● Jobs
a. List every navigation link shown in square brackets in the gfs2 mailing list reply.
b. Reproduce the gfs2 mailing list reply starting at the words "[Date Prev][Date Next][Thread" and ending after "went on vacation.", with "vacation" renamed to "holiday".

# start of Source extract

Re: do_generic_mapping_read abuse in gfs2

[Date Prev][Date Next][Thread Prev][Thread Next][Date Index][Thread Index]

 



Hi,

sorry for the late reply, I didn't get to it ASAP when you wrote
and then went on vacation.

On Sun, Jul 29, 2007 at 02:42:19PM +0100, Steven Whitehouse wrote:
> Something like the following perhaps? I wrote this last night & have
> given it a very quick test today and it seems to work. It does mostly
> whats required, but its missing readahead. Thats no problem when this is
> called to deal with quota data, but it is an issue when the rindex is
> involved. We read the rindex on mount and potentially again in the case
> of file system expansion, it consists of a number of small structures
> are you point out which are always read sequentially and the total
> number of which is proportional to the filesystem size (potentially
> quite large).

# end of Source extract
# start of Dataset

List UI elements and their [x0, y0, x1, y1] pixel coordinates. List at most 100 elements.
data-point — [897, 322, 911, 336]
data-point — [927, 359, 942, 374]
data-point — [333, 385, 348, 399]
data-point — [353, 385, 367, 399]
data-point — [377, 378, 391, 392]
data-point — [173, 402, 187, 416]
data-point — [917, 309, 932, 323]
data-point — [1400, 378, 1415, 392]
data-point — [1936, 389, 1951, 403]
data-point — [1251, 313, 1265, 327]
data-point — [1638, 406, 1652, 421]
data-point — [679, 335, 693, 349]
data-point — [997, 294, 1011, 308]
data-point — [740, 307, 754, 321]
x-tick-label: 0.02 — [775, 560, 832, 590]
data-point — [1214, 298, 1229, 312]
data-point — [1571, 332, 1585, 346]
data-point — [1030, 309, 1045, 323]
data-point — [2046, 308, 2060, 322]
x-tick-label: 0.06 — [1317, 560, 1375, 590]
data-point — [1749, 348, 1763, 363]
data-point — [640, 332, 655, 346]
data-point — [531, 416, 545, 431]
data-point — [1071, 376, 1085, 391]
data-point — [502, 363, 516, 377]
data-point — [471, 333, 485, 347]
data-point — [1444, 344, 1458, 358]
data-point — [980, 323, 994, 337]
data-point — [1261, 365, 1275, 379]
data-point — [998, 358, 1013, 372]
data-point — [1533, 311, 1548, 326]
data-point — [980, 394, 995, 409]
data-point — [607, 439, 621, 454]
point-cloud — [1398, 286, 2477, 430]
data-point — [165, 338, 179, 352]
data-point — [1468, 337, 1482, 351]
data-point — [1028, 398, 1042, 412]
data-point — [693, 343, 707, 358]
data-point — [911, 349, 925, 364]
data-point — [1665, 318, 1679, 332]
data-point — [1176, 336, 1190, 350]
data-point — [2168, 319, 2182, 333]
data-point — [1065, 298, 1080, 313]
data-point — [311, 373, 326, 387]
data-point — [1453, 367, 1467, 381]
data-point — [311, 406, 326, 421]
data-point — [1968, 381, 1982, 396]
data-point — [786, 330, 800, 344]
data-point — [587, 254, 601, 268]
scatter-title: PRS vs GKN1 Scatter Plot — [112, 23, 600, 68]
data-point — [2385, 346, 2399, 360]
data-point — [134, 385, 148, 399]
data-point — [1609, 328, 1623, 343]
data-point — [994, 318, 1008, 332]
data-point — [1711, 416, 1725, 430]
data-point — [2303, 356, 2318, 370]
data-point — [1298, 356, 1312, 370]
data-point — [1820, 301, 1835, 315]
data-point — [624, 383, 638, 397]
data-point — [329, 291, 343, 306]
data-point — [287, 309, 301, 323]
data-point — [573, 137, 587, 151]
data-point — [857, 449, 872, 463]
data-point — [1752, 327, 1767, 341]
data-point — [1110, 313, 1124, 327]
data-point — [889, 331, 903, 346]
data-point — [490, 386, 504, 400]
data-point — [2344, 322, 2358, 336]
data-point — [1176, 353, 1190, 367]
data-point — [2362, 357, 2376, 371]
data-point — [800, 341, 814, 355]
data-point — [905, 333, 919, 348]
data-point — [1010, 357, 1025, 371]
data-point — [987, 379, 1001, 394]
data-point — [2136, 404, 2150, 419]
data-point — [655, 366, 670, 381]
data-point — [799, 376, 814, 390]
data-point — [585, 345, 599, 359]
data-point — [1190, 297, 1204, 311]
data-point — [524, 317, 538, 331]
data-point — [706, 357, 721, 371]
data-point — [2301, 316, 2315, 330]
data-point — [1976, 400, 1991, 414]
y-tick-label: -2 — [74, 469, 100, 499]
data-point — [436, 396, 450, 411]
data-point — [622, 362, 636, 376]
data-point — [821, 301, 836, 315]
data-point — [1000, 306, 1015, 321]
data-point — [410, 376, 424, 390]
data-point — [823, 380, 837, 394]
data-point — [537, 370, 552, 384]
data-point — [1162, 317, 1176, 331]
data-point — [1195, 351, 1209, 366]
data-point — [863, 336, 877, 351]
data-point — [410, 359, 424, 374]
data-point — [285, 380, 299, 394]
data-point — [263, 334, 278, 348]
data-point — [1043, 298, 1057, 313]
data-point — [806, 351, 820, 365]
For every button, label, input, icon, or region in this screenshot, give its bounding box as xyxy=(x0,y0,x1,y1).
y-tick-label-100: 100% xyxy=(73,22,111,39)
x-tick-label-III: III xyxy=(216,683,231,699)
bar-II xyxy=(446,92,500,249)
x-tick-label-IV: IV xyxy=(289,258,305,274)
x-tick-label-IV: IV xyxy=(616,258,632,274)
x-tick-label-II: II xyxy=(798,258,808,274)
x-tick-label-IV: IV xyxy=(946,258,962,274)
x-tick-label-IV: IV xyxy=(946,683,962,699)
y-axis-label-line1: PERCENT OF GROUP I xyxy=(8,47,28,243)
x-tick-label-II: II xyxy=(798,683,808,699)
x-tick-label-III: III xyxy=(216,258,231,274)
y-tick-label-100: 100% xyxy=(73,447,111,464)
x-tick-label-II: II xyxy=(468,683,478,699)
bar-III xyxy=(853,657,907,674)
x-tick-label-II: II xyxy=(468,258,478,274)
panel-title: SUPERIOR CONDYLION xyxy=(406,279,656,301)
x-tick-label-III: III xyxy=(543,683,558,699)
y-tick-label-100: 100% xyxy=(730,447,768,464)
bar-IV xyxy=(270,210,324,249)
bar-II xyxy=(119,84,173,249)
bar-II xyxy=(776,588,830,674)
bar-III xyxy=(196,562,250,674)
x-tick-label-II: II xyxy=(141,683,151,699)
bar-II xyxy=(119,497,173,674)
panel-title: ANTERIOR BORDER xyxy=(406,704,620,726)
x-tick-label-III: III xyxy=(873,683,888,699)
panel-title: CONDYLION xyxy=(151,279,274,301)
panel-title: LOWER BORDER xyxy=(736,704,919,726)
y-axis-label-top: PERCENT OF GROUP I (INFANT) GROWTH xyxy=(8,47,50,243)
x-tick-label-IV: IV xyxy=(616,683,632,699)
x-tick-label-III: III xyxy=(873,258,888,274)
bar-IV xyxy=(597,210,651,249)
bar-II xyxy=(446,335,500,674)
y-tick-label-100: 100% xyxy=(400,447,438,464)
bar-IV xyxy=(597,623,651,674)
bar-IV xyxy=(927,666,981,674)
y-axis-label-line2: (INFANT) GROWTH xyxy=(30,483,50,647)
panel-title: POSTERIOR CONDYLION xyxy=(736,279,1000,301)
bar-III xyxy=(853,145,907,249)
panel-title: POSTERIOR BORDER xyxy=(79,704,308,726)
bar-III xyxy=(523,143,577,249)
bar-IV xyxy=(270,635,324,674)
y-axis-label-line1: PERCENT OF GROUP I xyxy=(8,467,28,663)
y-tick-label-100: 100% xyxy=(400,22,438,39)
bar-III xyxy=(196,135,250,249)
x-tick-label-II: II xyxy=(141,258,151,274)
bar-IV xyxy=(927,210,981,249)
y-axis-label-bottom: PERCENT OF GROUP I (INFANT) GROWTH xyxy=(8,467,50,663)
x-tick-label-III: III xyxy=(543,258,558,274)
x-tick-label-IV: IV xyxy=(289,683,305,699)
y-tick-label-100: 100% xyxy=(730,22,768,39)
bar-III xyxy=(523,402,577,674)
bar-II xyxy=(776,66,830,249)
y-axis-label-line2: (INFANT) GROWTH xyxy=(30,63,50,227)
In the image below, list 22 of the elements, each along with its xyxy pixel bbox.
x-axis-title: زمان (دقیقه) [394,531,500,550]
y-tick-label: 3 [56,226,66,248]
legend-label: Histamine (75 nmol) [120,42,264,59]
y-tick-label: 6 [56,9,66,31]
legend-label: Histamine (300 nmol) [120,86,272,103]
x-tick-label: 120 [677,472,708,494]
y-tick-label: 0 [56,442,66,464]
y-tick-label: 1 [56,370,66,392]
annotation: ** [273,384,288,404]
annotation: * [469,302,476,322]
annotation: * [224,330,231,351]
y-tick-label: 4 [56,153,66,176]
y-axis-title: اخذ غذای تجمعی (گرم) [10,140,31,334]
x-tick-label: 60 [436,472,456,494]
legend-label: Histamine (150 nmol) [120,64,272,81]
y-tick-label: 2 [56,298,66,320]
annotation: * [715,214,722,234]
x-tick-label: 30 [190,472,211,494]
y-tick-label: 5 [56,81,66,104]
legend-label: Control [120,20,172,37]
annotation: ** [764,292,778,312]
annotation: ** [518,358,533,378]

# end of Dataset

● Answers for the exercise
a.
Date Prev
Date Next
Thread Prev
Thread Next
Date Index
Thread Index

b.
[Date Prev][Date Next][Thread Prev][Thread Next][Date Index][Thread Index]

 



Hi,

sorry for the late reply, I didn't get to it ASAP when you wrote
and then went on holiday.